WHAT YOU ARE ASKED TO DO:
Repeat the lines from the one containing "Transcribe the text in this document." through the last line of the data, exactly, pictures omitted.

Records excerpted from a collection
**********

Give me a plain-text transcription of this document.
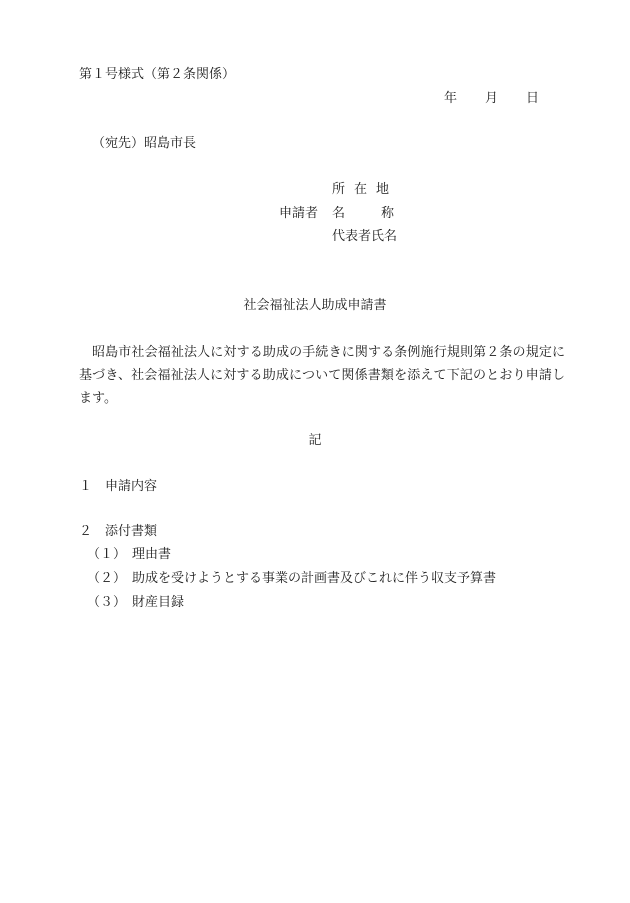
第１号様式（第２条関係）
年 月 日
（宛先）昭島市長
所在地
申請者 名	称
代表者氏名
社会福祉法人助成申請書
昭島市社会福祉法人に対する助成の手続きに関する条例施行規則第２条の規定に基づき、社会福祉法人に対する助成について関係書類を添えて下記のとおり申請します。
記
１ 申請内容
２ 添付書類
（１） 理由書
（２） 助成を受けようとする事業の計画書及びこれに伴う収支予算書
（３） 財産目録
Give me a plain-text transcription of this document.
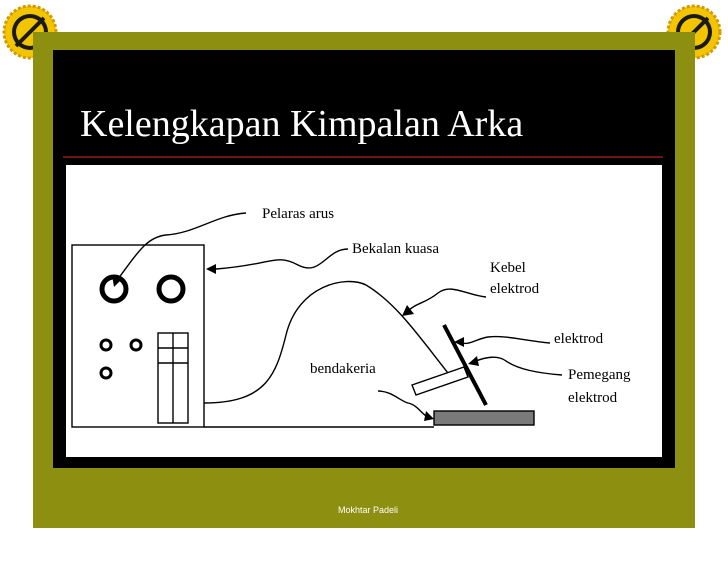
Kelengkapan Kimpalan Arka
Pelaras arus
Bekalan kuasa
Kebel
elektrod
elektrod
Pemegang
elektrod
bendakeria
Mokhtar Padeli
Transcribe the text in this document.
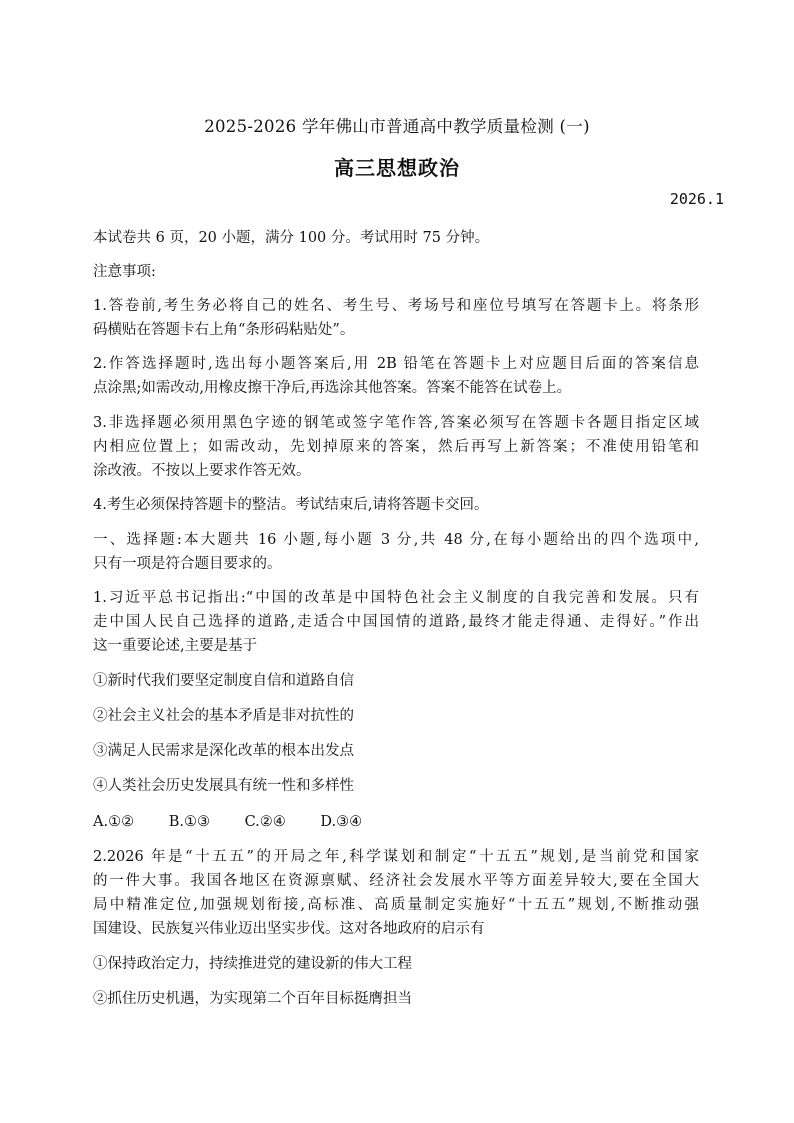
2025-2026 学年佛山市普通高中教学质量检测 (一)
高三思想政治
2026.1
本试卷共 6 页，20 小题，满分 100 分。考试用时 75 分钟。
注意事项:
1.答卷前,考生务必将自己的姓名、考生号、考场号和座位号填写在答题卡上。将条形
码横贴在答题卡右上角“条形码粘贴处”。
2.作答选择题时,选出每小题答案后,用 2B 铅笔在答题卡上对应题目后面的答案信息
点涂黑;如需改动,用橡皮擦干净后,再选涂其他答案。答案不能答在试卷上。
3.非选择题必须用黑色字迹的钢笔或签字笔作答,答案必须写在答题卡各题目指定区域
内相应位置上；如需改动，先划掉原来的答案，然后再写上新答案；不准使用铅笔和
涂改液。不按以上要求作答无效。
4.考生必须保持答题卡的整洁。考试结束后,请将答题卡交回。
一、选择题:本大题共 16 小题,每小题 3 分,共 48 分,在每小题给出的四个选项中,
只有一项是符合题目要求的。
1.习近平总书记指出:“中国的改革是中国特色社会主义制度的自我完善和发展。只有
走中国人民自己选择的道路,走适合中国国情的道路,最终才能走得通、走得好。”作出
这一重要论述,主要是基于
①新时代我们要坚定制度自信和道路自信
②社会主义社会的基本矛盾是非对抗性的
③满足人民需求是深化改革的根本出发点
④人类社会历史发展具有统一性和多样性
A.①② B.①③ C.②④ D.③④
2.2026 年是“十五五”的开局之年,科学谋划和制定“十五五”规划,是当前党和国家
的一件大事。我国各地区在资源禀赋、经济社会发展水平等方面差异较大,要在全国大
局中精准定位,加强规划衔接,高标准、高质量制定实施好“十五五”规划,不断推动强
国建设、民族复兴伟业迈出坚实步伐。这对各地政府的启示有
①保持政治定力，持续推进党的建设新的伟大工程
②抓住历史机遇，为实现第二个百年目标挺膺担当
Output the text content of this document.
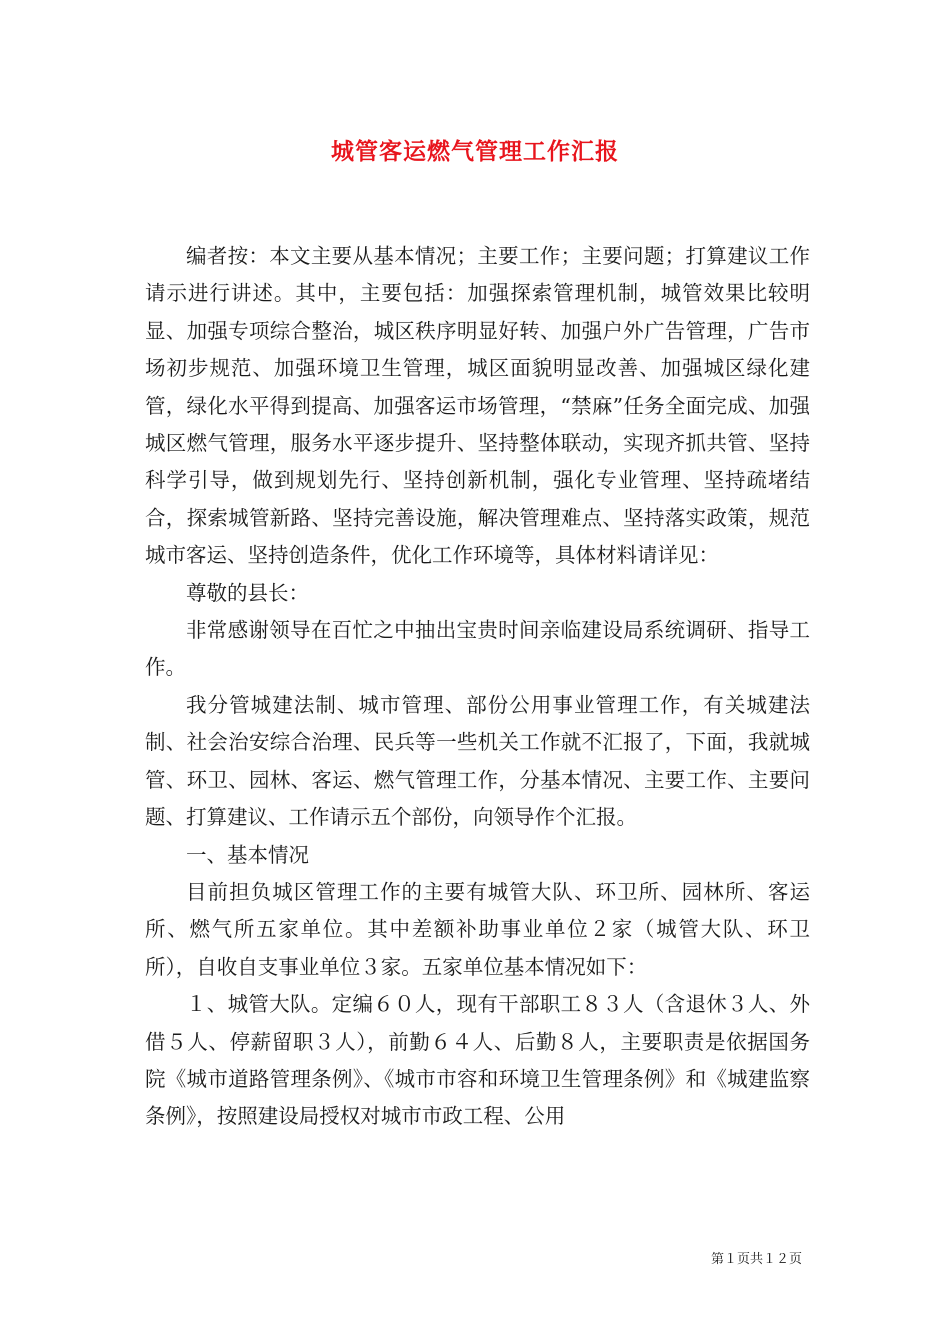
城管客运燃气管理工作汇报

编者按：本文主要从基本情况；主要工作；主要问题；打算建议工作请示进行讲述。其中，主要包括：加强探索管理机制，城管效果比较明显、加强专项综合整治，城区秩序明显好转、加强户外广告管理，广告市场初步规范、加强环境卫生管理，城区面貌明显改善、加强城区绿化建管，绿化水平得到提高、加强客运市场管理，“禁麻”任务全面完成、加强城区燃气管理，服务水平逐步提升、坚持整体联动，实现齐抓共管、坚持科学引导，做到规划先行、坚持创新机制，强化专业管理、坚持疏堵结合，探索城管新路、坚持完善设施，解决管理难点、坚持落实政策，规范城市客运、坚持创造条件，优化工作环境等，具体材料请详见：

尊敬的县长：

非常感谢领导在百忙之中抽出宝贵时间亲临建设局系统调研、指导工作。

我分管城建法制、城市管理、部份公用事业管理工作，有关城建法制、社会治安综合治理、民兵等一些机关工作就不汇报了，下面，我就城管、环卫、园林、客运、燃气管理工作，分基本情况、主要工作、主要问题、打算建议、工作请示五个部份，向领导作个汇报。

一、基本情况

目前担负城区管理工作的主要有城管大队、环卫所、园林所、客运所、燃气所五家单位。其中差额补助事业单位２家（城管大队、环卫所），自收自支事业单位３家。五家单位基本情况如下：

１、城管大队。定编６０人，现有干部职工８３人（含退休３人、外借５人、停薪留职３人），前勤６４人、后勤８人，主要职责是依据国务院《城市道路管理条例》、《城市市容和环境卫生管理条例》和《城建监察条例》，按照建设局授权对城市市政工程、公用

第１页共１２页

**********

ANSWER:
Transcribe the text in this document.
2025-2026 学年佛山市普通高中教学质量检测 (一)
高三思想政治
2026.1
本试卷共 6 页，20 小题，满分 100 分。考试用时 75 分钟。
注意事项:
1.答卷前,考生务必将自己的姓名、考生号、考场号和座位号填写在答题卡上。将条形
码横贴在答题卡右上角“条形码粘贴处”。
2.作答选择题时,选出每小题答案后,用 2B 铅笔在答题卡上对应题目后面的答案信息
点涂黑;如需改动,用橡皮擦干净后,再选涂其他答案。答案不能答在试卷上。
3.非选择题必须用黑色字迹的钢笔或签字笔作答,答案必须写在答题卡各题目指定区域
内相应位置上；如需改动，先划掉原来的答案，然后再写上新答案；不准使用铅笔和
涂改液。不按以上要求作答无效。
4.考生必须保持答题卡的整洁。考试结束后,请将答题卡交回。
一、选择题:本大题共 16 小题,每小题 3 分,共 48 分,在每小题给出的四个选项中,
只有一项是符合题目要求的。
1.习近平总书记指出:“中国的改革是中国特色社会主义制度的自我完善和发展。只有
走中国人民自己选择的道路,走适合中国国情的道路,最终才能走得通、走得好。”作出
这一重要论述,主要是基于
①新时代我们要坚定制度自信和道路自信
②社会主义社会的基本矛盾是非对抗性的
③满足人民需求是深化改革的根本出发点
④人类社会历史发展具有统一性和多样性
A.①② B.①③ C.②④ D.③④
2.2026 年是“十五五”的开局之年,科学谋划和制定“十五五”规划,是当前党和国家
的一件大事。我国各地区在资源禀赋、经济社会发展水平等方面差异较大,要在全国大
局中精准定位,加强规划衔接,高标准、高质量制定实施好“十五五”规划,不断推动强
国建设、民族复兴伟业迈出坚实步伐。这对各地政府的启示有
①保持政治定力，持续推进党的建设新的伟大工程
②抓住历史机遇，为实现第二个百年目标挺膺担当
Output the text content of this document.
城管客运燃气管理工作汇报

编者按：本文主要从基本情况；主要工作；主要问题；打算建议工作请示进行讲述。其中，主要包括：加强探索管理机制，城管效果比较明显、加强专项综合整治，城区秩序明显好转、加强户外广告管理，广告市场初步规范、加强环境卫生管理，城区面貌明显改善、加强城区绿化建管，绿化水平得到提高、加强客运市场管理，“禁麻”任务全面完成、加强城区燃气管理，服务水平逐步提升、坚持整体联动，实现齐抓共管、坚持科学引导，做到规划先行、坚持创新机制，强化专业管理、坚持疏堵结合，探索城管新路、坚持完善设施，解决管理难点、坚持落实政策，规范城市客运、坚持创造条件，优化工作环境等，具体材料请详见：

尊敬的县长：

非常感谢领导在百忙之中抽出宝贵时间亲临建设局系统调研、指导工作。

我分管城建法制、城市管理、部份公用事业管理工作，有关城建法制、社会治安综合治理、民兵等一些机关工作就不汇报了，下面，我就城管、环卫、园林、客运、燃气管理工作，分基本情况、主要工作、主要问题、打算建议、工作请示五个部份，向领导作个汇报。

一、基本情况

目前担负城区管理工作的主要有城管大队、环卫所、园林所、客运所、燃气所五家单位。其中差额补助事业单位２家（城管大队、环卫所），自收自支事业单位３家。五家单位基本情况如下：

１、城管大队。定编６０人，现有干部职工８３人（含退休３人、外借５人、停薪留职３人），前勤６４人、后勤８人，主要职责是依据国务院《城市道路管理条例》、《城市市容和环境卫生管理条例》和《城建监察条例》，按照建设局授权对城市市政工程、公用

第１页共１２页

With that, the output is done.